The exercise: Gather every line below that contains the string "here", treating uppercase and lowercase letters as distinct.

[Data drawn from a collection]
-- start --

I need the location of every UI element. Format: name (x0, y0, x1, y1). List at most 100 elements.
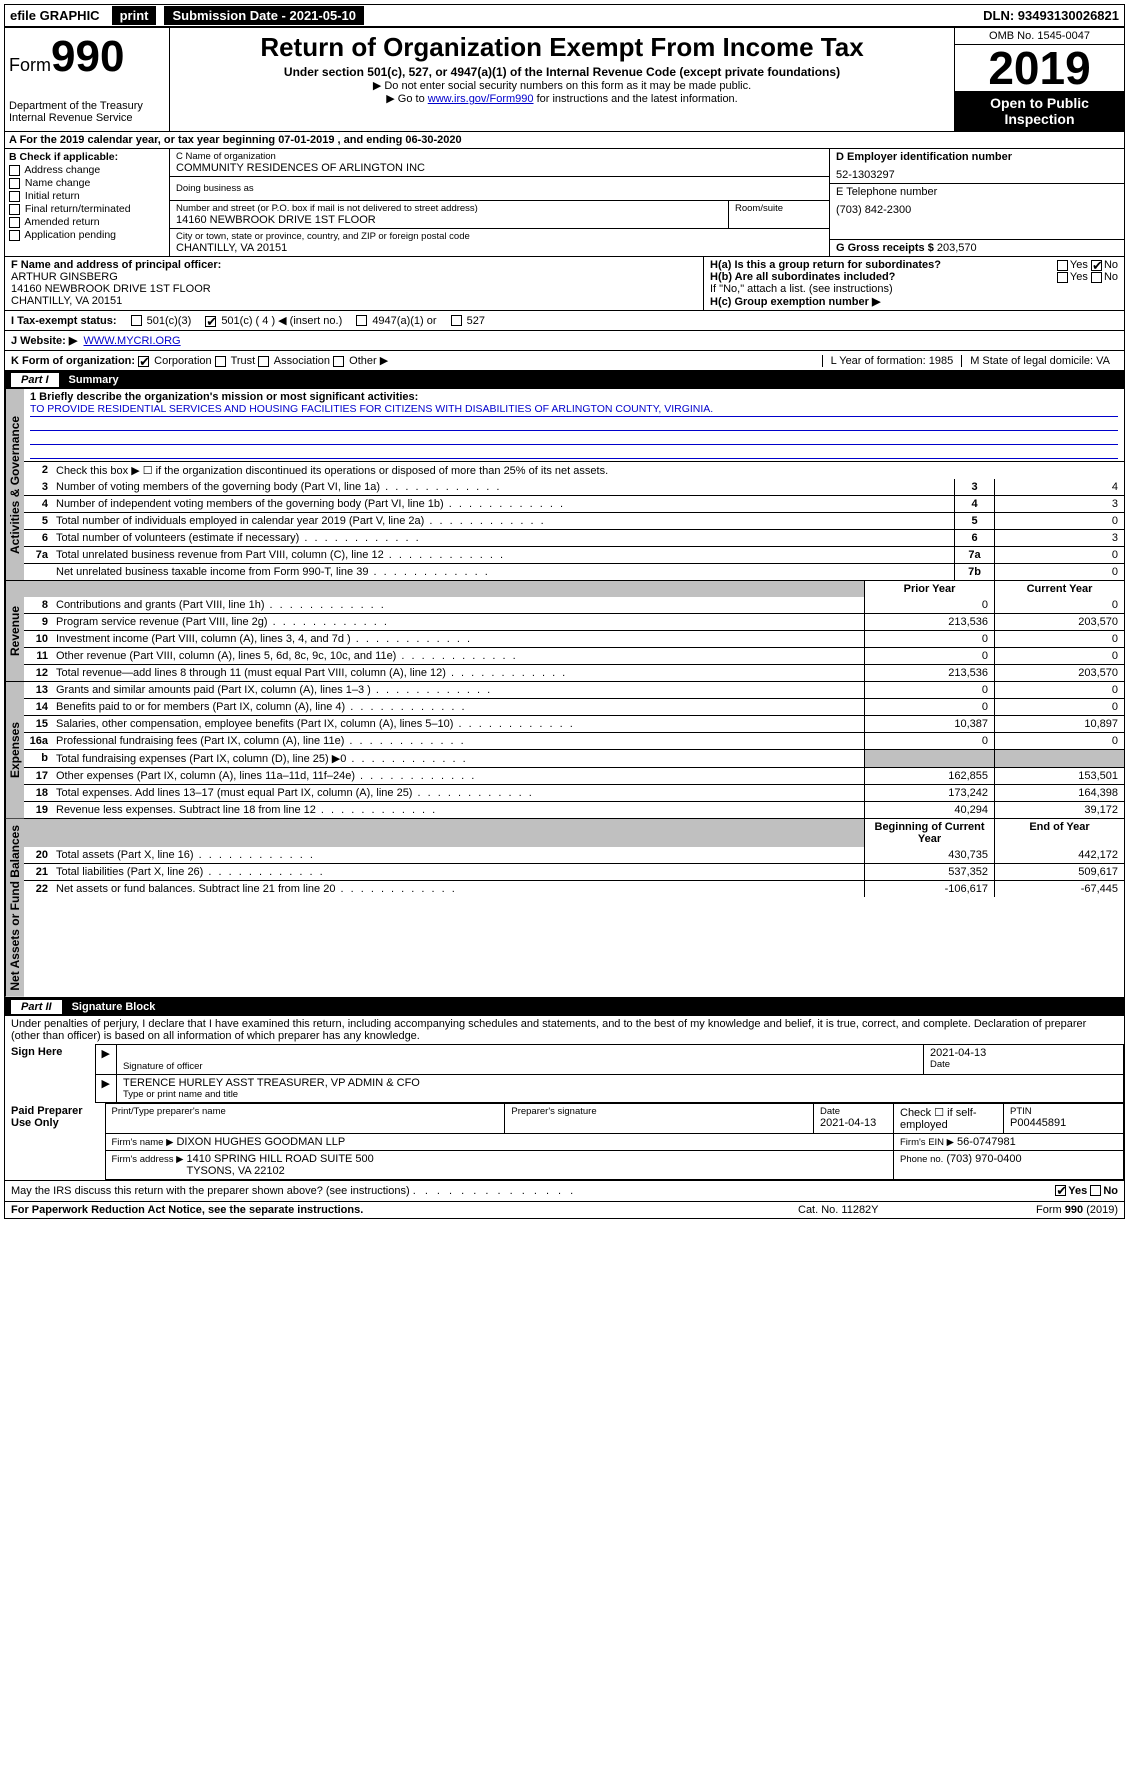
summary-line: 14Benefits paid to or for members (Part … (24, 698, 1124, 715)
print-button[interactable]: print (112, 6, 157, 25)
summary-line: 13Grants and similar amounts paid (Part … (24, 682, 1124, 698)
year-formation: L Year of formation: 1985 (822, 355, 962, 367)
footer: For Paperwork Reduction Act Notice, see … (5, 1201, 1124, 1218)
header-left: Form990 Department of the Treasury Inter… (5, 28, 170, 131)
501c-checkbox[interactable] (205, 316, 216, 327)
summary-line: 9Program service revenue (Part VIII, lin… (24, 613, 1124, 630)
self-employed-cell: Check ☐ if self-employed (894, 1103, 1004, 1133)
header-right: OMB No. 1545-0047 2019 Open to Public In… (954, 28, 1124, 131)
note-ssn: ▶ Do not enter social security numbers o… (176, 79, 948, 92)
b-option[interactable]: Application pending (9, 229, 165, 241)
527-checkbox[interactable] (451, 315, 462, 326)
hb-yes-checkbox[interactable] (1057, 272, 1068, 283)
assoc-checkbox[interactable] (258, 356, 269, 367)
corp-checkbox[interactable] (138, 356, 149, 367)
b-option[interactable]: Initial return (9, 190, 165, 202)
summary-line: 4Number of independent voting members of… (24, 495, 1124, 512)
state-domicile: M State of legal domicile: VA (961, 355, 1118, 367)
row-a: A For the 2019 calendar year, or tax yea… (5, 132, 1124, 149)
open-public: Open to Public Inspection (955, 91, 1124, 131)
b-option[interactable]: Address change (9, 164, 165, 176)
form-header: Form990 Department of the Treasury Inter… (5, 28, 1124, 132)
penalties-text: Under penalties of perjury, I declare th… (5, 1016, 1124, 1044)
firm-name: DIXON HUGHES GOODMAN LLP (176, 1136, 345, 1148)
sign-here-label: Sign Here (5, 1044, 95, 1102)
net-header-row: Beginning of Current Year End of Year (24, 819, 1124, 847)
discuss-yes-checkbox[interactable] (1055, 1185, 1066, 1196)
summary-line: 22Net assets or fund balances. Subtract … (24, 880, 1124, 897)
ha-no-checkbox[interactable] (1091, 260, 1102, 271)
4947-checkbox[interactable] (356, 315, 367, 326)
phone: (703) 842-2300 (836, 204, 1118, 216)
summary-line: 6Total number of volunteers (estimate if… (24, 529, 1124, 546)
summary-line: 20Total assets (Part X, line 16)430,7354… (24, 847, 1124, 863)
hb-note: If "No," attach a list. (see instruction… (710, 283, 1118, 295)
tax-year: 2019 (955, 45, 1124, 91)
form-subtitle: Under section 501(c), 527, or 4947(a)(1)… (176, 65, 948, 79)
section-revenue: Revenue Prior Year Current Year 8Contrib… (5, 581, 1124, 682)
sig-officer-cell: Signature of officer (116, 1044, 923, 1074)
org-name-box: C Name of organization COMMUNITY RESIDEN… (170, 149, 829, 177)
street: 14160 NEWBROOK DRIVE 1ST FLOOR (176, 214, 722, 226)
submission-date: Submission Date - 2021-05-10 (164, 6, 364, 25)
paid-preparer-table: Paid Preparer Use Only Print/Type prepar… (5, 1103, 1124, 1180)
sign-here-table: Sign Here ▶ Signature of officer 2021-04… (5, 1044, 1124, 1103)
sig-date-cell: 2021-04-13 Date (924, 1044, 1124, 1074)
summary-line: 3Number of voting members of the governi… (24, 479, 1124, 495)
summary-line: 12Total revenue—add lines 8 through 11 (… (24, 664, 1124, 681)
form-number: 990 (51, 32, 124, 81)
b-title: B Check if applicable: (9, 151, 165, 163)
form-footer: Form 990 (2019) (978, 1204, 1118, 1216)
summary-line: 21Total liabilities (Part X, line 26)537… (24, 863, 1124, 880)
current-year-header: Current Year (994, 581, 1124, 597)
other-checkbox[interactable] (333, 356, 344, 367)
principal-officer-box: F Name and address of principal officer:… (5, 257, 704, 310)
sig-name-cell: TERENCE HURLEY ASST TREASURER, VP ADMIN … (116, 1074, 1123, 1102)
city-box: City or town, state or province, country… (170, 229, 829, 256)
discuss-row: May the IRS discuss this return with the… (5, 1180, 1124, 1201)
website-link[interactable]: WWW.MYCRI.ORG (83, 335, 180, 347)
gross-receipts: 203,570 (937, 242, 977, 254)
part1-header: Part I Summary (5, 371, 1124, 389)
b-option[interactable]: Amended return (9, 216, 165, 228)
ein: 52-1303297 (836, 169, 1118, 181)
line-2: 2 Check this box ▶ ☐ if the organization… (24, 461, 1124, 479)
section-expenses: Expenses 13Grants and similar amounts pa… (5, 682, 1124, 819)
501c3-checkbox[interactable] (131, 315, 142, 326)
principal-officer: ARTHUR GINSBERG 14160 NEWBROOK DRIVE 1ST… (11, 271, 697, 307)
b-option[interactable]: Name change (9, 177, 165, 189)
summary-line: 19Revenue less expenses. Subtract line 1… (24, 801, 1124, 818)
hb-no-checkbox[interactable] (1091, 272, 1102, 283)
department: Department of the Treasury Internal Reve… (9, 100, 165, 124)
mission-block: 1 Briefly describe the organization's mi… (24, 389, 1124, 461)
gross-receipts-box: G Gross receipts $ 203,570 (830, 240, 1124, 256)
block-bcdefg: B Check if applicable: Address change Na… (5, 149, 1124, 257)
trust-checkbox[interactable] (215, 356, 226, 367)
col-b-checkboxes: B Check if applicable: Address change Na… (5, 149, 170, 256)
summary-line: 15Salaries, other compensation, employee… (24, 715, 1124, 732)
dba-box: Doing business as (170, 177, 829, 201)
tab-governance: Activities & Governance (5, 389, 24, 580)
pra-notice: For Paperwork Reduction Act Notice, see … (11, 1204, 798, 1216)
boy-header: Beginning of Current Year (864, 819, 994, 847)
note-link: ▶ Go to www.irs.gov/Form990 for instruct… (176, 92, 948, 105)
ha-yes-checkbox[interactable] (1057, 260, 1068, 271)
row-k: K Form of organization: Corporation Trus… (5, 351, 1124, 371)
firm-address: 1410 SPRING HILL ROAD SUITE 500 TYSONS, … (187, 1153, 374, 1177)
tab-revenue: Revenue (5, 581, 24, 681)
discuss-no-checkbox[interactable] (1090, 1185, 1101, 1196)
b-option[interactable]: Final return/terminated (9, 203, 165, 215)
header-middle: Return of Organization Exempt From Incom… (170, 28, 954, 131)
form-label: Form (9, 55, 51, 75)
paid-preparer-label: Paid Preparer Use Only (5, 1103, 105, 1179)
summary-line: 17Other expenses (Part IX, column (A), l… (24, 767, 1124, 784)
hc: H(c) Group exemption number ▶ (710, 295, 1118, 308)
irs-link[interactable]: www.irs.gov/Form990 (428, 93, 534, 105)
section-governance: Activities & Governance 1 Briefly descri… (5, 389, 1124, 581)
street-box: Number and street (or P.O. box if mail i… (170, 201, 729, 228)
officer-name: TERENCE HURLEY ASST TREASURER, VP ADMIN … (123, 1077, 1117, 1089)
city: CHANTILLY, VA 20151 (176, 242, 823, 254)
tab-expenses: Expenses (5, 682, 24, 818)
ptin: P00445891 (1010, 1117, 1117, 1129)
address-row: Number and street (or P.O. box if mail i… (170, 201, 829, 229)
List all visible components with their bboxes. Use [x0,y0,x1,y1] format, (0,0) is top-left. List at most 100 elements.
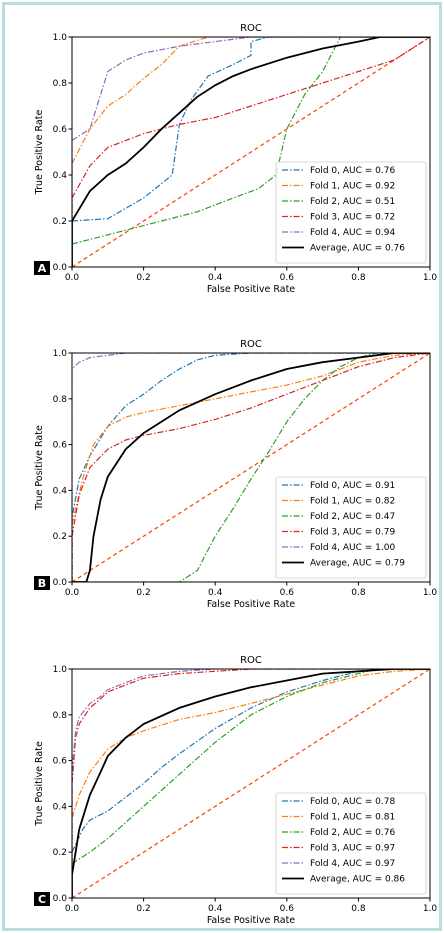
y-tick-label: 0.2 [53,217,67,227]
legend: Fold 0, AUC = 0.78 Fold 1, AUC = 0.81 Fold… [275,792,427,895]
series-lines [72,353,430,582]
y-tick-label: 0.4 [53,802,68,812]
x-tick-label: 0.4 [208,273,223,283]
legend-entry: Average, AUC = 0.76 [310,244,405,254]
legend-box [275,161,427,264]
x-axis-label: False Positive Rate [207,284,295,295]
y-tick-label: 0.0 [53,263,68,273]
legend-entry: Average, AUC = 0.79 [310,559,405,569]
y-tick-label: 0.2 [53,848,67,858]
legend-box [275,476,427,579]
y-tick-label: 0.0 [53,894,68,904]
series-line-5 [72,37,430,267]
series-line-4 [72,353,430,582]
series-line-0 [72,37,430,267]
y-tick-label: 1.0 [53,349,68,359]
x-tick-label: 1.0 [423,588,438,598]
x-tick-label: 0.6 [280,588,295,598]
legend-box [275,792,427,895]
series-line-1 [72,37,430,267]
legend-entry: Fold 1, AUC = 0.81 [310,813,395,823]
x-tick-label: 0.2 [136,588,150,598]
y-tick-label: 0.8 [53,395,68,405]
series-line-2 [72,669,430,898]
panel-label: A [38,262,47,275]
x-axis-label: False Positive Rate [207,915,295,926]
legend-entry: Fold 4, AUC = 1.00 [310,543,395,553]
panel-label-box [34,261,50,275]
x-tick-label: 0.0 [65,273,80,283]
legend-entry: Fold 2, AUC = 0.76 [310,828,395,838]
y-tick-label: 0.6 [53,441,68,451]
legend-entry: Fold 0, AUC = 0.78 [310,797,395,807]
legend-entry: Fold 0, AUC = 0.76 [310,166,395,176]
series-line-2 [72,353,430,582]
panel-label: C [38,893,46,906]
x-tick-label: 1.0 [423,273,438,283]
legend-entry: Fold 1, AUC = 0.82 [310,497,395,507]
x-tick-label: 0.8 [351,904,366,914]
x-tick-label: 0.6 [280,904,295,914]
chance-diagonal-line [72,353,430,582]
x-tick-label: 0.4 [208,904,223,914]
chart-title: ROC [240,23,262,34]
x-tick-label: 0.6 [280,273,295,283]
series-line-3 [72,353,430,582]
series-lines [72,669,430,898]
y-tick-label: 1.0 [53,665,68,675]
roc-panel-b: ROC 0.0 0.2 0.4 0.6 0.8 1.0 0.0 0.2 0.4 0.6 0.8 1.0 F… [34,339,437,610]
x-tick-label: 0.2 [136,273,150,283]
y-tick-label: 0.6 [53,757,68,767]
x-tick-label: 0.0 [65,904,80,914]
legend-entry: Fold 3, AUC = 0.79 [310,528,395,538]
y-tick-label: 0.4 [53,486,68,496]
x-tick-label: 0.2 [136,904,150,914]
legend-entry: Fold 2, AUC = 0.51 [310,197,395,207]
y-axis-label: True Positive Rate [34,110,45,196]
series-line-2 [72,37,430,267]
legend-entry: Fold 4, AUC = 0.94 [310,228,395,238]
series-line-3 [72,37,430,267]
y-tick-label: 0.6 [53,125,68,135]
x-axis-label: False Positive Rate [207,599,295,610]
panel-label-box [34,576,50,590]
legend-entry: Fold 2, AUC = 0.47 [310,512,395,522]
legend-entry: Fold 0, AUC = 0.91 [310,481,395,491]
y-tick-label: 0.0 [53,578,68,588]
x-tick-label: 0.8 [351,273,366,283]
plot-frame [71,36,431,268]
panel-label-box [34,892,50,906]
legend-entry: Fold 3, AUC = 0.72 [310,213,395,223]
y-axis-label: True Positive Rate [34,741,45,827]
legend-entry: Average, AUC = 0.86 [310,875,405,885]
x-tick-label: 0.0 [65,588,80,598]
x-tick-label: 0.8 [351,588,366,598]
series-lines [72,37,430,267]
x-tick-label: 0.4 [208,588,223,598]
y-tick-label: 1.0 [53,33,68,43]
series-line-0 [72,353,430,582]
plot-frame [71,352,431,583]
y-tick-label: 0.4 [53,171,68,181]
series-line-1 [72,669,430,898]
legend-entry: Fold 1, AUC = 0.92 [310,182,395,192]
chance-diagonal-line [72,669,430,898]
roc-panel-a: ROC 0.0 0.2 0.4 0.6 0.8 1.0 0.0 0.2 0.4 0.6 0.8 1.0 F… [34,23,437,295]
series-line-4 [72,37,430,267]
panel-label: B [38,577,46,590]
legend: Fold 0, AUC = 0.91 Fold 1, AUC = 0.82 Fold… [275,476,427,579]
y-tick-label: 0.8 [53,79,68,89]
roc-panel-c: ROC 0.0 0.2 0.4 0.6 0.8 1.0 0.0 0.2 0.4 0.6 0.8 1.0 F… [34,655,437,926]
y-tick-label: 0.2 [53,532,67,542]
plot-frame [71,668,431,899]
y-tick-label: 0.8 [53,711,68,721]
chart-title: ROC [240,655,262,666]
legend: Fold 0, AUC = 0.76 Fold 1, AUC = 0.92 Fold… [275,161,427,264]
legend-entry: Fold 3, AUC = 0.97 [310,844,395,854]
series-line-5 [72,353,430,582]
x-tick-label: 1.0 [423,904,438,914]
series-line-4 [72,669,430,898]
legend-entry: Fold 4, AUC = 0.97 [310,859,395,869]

-- end --

Correct output:
sign-here-label: Sign Here (5, 1044, 95, 1102)
sign-here-table: Sign Here ▶ Signature of officer 2021-04… (5, 1044, 1124, 1103)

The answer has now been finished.